↓
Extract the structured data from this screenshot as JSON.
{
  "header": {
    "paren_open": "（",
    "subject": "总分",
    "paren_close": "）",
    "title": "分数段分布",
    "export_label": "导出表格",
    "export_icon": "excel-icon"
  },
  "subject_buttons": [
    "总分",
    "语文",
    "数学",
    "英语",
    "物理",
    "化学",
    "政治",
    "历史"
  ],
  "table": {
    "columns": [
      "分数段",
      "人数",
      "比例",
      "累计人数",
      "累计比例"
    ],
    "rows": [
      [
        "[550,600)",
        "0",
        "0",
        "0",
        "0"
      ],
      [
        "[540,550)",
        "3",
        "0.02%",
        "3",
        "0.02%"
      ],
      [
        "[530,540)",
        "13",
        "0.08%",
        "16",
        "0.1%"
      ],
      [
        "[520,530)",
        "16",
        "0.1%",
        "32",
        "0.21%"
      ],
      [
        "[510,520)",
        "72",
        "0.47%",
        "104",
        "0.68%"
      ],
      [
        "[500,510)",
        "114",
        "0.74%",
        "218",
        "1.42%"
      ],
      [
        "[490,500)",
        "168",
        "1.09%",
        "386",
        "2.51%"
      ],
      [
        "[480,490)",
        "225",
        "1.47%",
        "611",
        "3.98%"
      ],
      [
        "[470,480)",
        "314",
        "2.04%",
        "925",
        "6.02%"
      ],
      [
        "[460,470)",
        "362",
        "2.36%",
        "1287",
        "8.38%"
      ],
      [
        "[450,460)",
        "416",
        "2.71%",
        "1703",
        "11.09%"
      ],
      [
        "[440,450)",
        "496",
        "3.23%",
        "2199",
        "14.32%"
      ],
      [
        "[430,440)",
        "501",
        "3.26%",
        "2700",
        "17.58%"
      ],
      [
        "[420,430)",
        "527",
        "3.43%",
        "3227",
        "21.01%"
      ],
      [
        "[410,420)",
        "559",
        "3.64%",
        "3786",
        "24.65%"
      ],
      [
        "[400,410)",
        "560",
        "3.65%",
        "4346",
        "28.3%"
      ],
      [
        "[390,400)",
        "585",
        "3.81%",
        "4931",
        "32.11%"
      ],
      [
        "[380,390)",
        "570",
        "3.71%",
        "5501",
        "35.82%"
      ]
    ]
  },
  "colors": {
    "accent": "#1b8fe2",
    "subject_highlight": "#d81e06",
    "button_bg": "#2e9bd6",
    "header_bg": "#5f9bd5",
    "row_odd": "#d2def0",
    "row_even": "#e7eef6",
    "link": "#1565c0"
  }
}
↑
Copy the entries above exactly, leaving none out.

Extract the structured data from this screenshot as JSON.
{
  "header": {
    "paren_open": "（",
    "subject": "总分",
    "paren_close": "）",
    "title": "分数段分布",
    "export_label": "导出表格",
    "export_icon": "excel-icon"
  },
  "subject_buttons": [
    "总分",
    "语文",
    "数学",
    "英语",
    "物理",
    "化学",
    "政治",
    "历史"
  ],
  "table": {
    "columns": [
      "分数段",
      "人数",
      "比例",
      "累计人数",
      "累计比例"
    ],
    "rows": [
      [
        "[550,600)",
        "0",
        "0",
        "0",
        "0"
      ],
      [
        "[540,550)",
        "3",
        "0.02%",
        "3",
        "0.02%"
      ],
      [
        "[530,540)",
        "13",
        "0.08%",
        "16",
        "0.1%"
      ],
      [
        "[520,530)",
        "16",
        "0.1%",
        "32",
        "0.21%"
      ],
      [
        "[510,520)",
        "72",
        "0.47%",
        "104",
        "0.68%"
      ],
      [
        "[500,510)",
        "114",
        "0.74%",
        "218",
        "1.42%"
      ],
      [
        "[490,500)",
        "168",
        "1.09%",
        "386",
        "2.51%"
      ],
      [
        "[480,490)",
        "225",
        "1.47%",
        "611",
        "3.98%"
      ],
      [
        "[470,480)",
        "314",
        "2.04%",
        "925",
        "6.02%"
      ],
      [
        "[460,470)",
        "362",
        "2.36%",
        "1287",
        "8.38%"
      ],
      [
        "[450,460)",
        "416",
        "2.71%",
        "1703",
        "11.09%"
      ],
      [
        "[440,450)",
        "496",
        "3.23%",
        "2199",
        "14.32%"
      ],
      [
        "[430,440)",
        "501",
        "3.26%",
        "2700",
        "17.58%"
      ],
      [
        "[420,430)",
        "527",
        "3.43%",
        "3227",
        "21.01%"
      ],
      [
        "[410,420)",
        "559",
        "3.64%",
        "3786",
        "24.65%"
      ],
      [
        "[400,410)",
        "560",
        "3.65%",
        "4346",
        "28.3%"
      ],
      [
        "[390,400)",
        "585",
        "3.81%",
        "4931",
        "32.11%"
      ],
      [
        "[380,390)",
        "570",
        "3.71%",
        "5501",
        "35.82%"
      ]
    ]
  },
  "colors": {
    "accent": "#1b8fe2",
    "subject_highlight": "#d81e06",
    "button_bg": "#2e9bd6",
    "header_bg": "#5f9bd5",
    "row_odd": "#d2def0",
    "row_even": "#e7eef6",
    "link": "#1565c0"
  }
}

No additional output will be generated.